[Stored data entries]

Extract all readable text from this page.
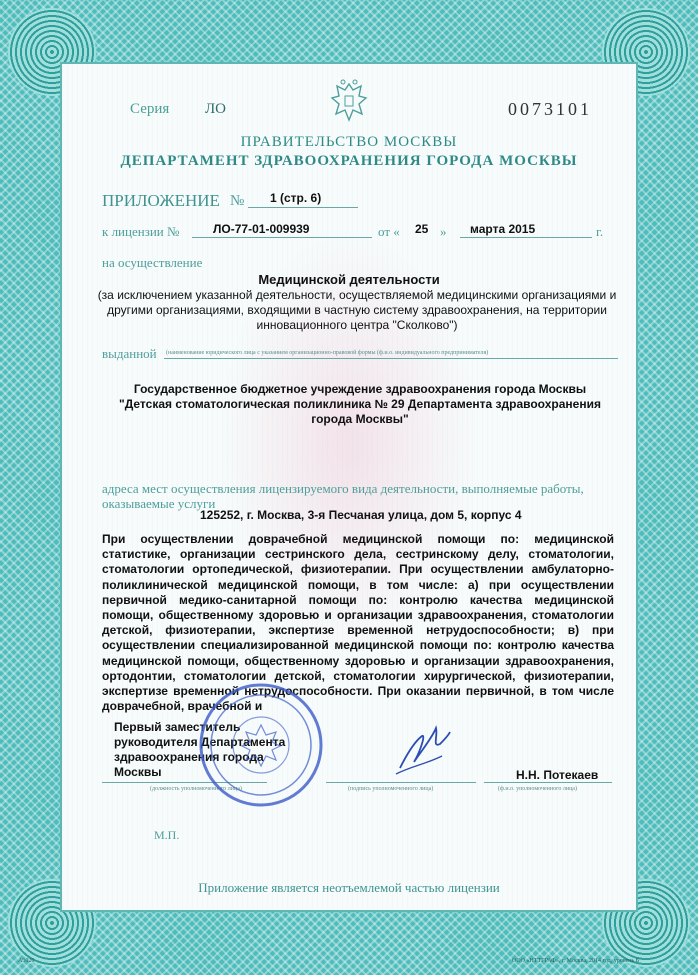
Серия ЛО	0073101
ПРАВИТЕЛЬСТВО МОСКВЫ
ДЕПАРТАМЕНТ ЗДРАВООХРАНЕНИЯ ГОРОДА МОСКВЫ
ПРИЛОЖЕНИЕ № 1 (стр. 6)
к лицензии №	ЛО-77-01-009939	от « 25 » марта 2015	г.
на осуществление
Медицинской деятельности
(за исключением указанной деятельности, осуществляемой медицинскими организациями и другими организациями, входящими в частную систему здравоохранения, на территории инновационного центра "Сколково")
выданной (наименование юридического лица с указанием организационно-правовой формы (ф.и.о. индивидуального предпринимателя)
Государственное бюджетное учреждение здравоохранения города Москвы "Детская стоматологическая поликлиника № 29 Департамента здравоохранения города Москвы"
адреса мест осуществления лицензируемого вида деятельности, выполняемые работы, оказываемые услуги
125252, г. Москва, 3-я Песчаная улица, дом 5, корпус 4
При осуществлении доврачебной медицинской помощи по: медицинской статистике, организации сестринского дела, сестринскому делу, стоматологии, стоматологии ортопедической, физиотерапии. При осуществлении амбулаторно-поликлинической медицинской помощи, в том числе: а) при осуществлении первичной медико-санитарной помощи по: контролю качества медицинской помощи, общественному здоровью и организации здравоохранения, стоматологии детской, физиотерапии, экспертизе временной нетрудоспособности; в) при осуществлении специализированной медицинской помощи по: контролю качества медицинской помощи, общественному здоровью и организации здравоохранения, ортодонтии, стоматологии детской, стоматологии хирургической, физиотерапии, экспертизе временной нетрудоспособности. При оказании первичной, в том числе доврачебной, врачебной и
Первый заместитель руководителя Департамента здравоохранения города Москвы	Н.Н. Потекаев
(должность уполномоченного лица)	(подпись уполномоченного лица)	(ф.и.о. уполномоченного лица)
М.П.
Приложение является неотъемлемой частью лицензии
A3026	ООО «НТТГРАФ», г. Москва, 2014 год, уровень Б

» TASK INSTRUCTIONS: Set the entries down again exactly. Do not include the images.

» SOLUTION:
Extract all readable text from this page.
Серия ЛО	0073101
ПРАВИТЕЛЬСТВО МОСКВЫ
ДЕПАРТАМЕНТ ЗДРАВООХРАНЕНИЯ ГОРОДА МОСКВЫ
ПРИЛОЖЕНИЕ № 1 (стр. 6)
к лицензии №	ЛО-77-01-009939	от « 25 » марта 2015	г.
на осуществление
Медицинской деятельности
(за исключением указанной деятельности, осуществляемой медицинскими организациями и другими организациями, входящими в частную систему здравоохранения, на территории инновационного центра "Сколково")
выданной (наименование юридического лица с указанием организационно-правовой формы (ф.и.о. индивидуального предпринимателя)
Государственное бюджетное учреждение здравоохранения города Москвы "Детская стоматологическая поликлиника № 29 Департамента здравоохранения города Москвы"
адреса мест осуществления лицензируемого вида деятельности, выполняемые работы, оказываемые услуги
125252, г. Москва, 3-я Песчаная улица, дом 5, корпус 4
При осуществлении доврачебной медицинской помощи по: медицинской статистике, организации сестринского дела, сестринскому делу, стоматологии, стоматологии ортопедической, физиотерапии. При осуществлении амбулаторно-поликлинической медицинской помощи, в том числе: а) при осуществлении первичной медико-санитарной помощи по: контролю качества медицинской помощи, общественному здоровью и организации здравоохранения, стоматологии детской, физиотерапии, экспертизе временной нетрудоспособности; в) при осуществлении специализированной медицинской помощи по: контролю качества медицинской помощи, общественному здоровью и организации здравоохранения, ортодонтии, стоматологии детской, стоматологии хирургической, физиотерапии, экспертизе временной нетрудоспособности. При оказании первичной, в том числе доврачебной, врачебной и
Первый заместитель руководителя Департамента здравоохранения города Москвы	Н.Н. Потекаев
(должность уполномоченного лица)	(подпись уполномоченного лица)	(ф.и.о. уполномоченного лица)
М.П.
Приложение является неотъемлемой частью лицензии
A3026	ООО «НТТГРАФ», г. Москва, 2014 год, уровень Б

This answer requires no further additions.